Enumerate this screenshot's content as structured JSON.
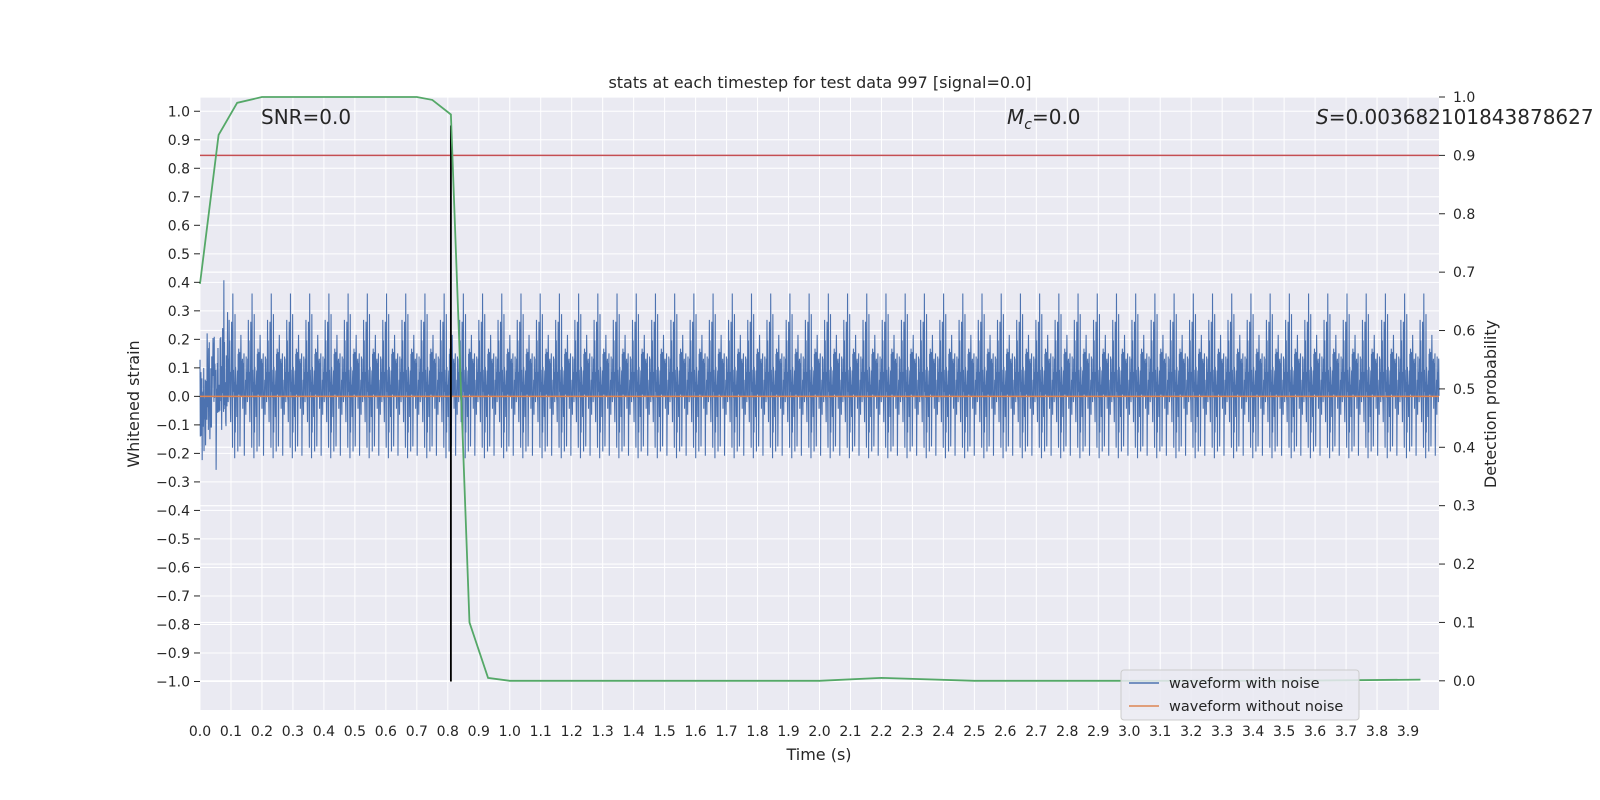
{
  "chart_data": {
    "type": "line",
    "title": "stats at each timestep for test data 997 [signal=0.0]",
    "xlabel": "Time (s)",
    "ylabel_left": "Whitened strain",
    "ylabel_right": "Detection probability",
    "xlim": [
      0.0,
      4.0
    ],
    "ylim_left": [
      -1.1,
      1.05
    ],
    "ylim_right": [
      -0.05,
      1.0
    ],
    "x_ticks": [
      "0.0",
      "0.1",
      "0.2",
      "0.3",
      "0.4",
      "0.5",
      "0.6",
      "0.7",
      "0.8",
      "0.9",
      "1.0",
      "1.1",
      "1.2",
      "1.3",
      "1.4",
      "1.5",
      "1.6",
      "1.7",
      "1.8",
      "1.9",
      "2.0",
      "2.1",
      "2.2",
      "2.3",
      "2.4",
      "2.5",
      "2.6",
      "2.7",
      "2.8",
      "2.9",
      "3.0",
      "3.1",
      "3.2",
      "3.3",
      "3.4",
      "3.5",
      "3.6",
      "3.7",
      "3.8",
      "3.9"
    ],
    "y_ticks_left": [
      "1.0",
      "0.9",
      "0.8",
      "0.7",
      "0.6",
      "0.5",
      "0.4",
      "0.3",
      "0.2",
      "0.1",
      "0.0",
      "−0.1",
      "−0.2",
      "−0.3",
      "−0.4",
      "−0.5",
      "−0.6",
      "−0.7",
      "−0.8",
      "−0.9",
      "−1.0"
    ],
    "y_ticks_right": [
      "1.0",
      "0.9",
      "0.8",
      "0.7",
      "0.6",
      "0.5",
      "0.4",
      "0.3",
      "0.2",
      "0.1",
      "0.0"
    ],
    "grid": true,
    "legend_position": "lower-right",
    "annotations": {
      "snr": "SNR=0.0",
      "mc_symbol": "M",
      "mc_sub": "c",
      "mc_value": "=0.0",
      "s_symbol": "S",
      "s_value": "=0.003682101843878627"
    },
    "series": [
      {
        "name": "waveform with noise",
        "color": "#4c72b0",
        "axis": "left",
        "description_envelope_max": 0.95,
        "description_envelope_min": -1.0
      },
      {
        "name": "waveform without noise",
        "color": "#dd8452",
        "axis": "left",
        "x": [
          0.0,
          4.0
        ],
        "y": [
          0.0,
          0.0
        ]
      },
      {
        "axis": "right",
        "color": "#55a868",
        "x": [
          0.0,
          0.06,
          0.12,
          0.2,
          0.3,
          0.4,
          0.5,
          0.6,
          0.7,
          0.75,
          0.81,
          0.87,
          0.93,
          1.0,
          1.2,
          1.5,
          2.0,
          2.2,
          2.5,
          3.0,
          3.5,
          3.94
        ],
        "y": [
          0.68,
          0.935,
          0.99,
          1.0,
          1.0,
          1.0,
          1.0,
          1.0,
          1.0,
          0.995,
          0.97,
          0.1,
          0.005,
          0.0,
          0.0,
          0.0,
          0.0,
          0.005,
          0.0,
          0.0,
          0.0,
          0.002
        ]
      }
    ],
    "reference_lines": {
      "threshold_right": 0.9,
      "threshold_color": "#c44e52",
      "vertical_x": 0.81,
      "vertical_color": "#000000",
      "vertical_ylim_left": [
        -1.0,
        0.95
      ]
    }
  }
}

### The exercise
Copy out each line word for word, please, skipping the images.

### Solution for this problem
Enumerate this screenshot's content as structured JSON.
{
  "chart_data": {
    "type": "line",
    "title": "stats at each timestep for test data 997 [signal=0.0]",
    "xlabel": "Time (s)",
    "ylabel_left": "Whitened strain",
    "ylabel_right": "Detection probability",
    "xlim": [
      0.0,
      4.0
    ],
    "ylim_left": [
      -1.1,
      1.05
    ],
    "ylim_right": [
      -0.05,
      1.0
    ],
    "x_ticks": [
      "0.0",
      "0.1",
      "0.2",
      "0.3",
      "0.4",
      "0.5",
      "0.6",
      "0.7",
      "0.8",
      "0.9",
      "1.0",
      "1.1",
      "1.2",
      "1.3",
      "1.4",
      "1.5",
      "1.6",
      "1.7",
      "1.8",
      "1.9",
      "2.0",
      "2.1",
      "2.2",
      "2.3",
      "2.4",
      "2.5",
      "2.6",
      "2.7",
      "2.8",
      "2.9",
      "3.0",
      "3.1",
      "3.2",
      "3.3",
      "3.4",
      "3.5",
      "3.6",
      "3.7",
      "3.8",
      "3.9"
    ],
    "y_ticks_left": [
      "1.0",
      "0.9",
      "0.8",
      "0.7",
      "0.6",
      "0.5",
      "0.4",
      "0.3",
      "0.2",
      "0.1",
      "0.0",
      "−0.1",
      "−0.2",
      "−0.3",
      "−0.4",
      "−0.5",
      "−0.6",
      "−0.7",
      "−0.8",
      "−0.9",
      "−1.0"
    ],
    "y_ticks_right": [
      "1.0",
      "0.9",
      "0.8",
      "0.7",
      "0.6",
      "0.5",
      "0.4",
      "0.3",
      "0.2",
      "0.1",
      "0.0"
    ],
    "grid": true,
    "legend_position": "lower-right",
    "annotations": {
      "snr": "SNR=0.0",
      "mc_symbol": "M",
      "mc_sub": "c",
      "mc_value": "=0.0",
      "s_symbol": "S",
      "s_value": "=0.003682101843878627"
    },
    "series": [
      {
        "name": "waveform with noise",
        "color": "#4c72b0",
        "axis": "left",
        "description_envelope_max": 0.95,
        "description_envelope_min": -1.0
      },
      {
        "name": "waveform without noise",
        "color": "#dd8452",
        "axis": "left",
        "x": [
          0.0,
          4.0
        ],
        "y": [
          0.0,
          0.0
        ]
      },
      {
        "axis": "right",
        "color": "#55a868",
        "x": [
          0.0,
          0.06,
          0.12,
          0.2,
          0.3,
          0.4,
          0.5,
          0.6,
          0.7,
          0.75,
          0.81,
          0.87,
          0.93,
          1.0,
          1.2,
          1.5,
          2.0,
          2.2,
          2.5,
          3.0,
          3.5,
          3.94
        ],
        "y": [
          0.68,
          0.935,
          0.99,
          1.0,
          1.0,
          1.0,
          1.0,
          1.0,
          1.0,
          0.995,
          0.97,
          0.1,
          0.005,
          0.0,
          0.0,
          0.0,
          0.0,
          0.005,
          0.0,
          0.0,
          0.0,
          0.002
        ]
      }
    ],
    "reference_lines": {
      "threshold_right": 0.9,
      "threshold_color": "#c44e52",
      "vertical_x": 0.81,
      "vertical_color": "#000000",
      "vertical_ylim_left": [
        -1.0,
        0.95
      ]
    }
  }
}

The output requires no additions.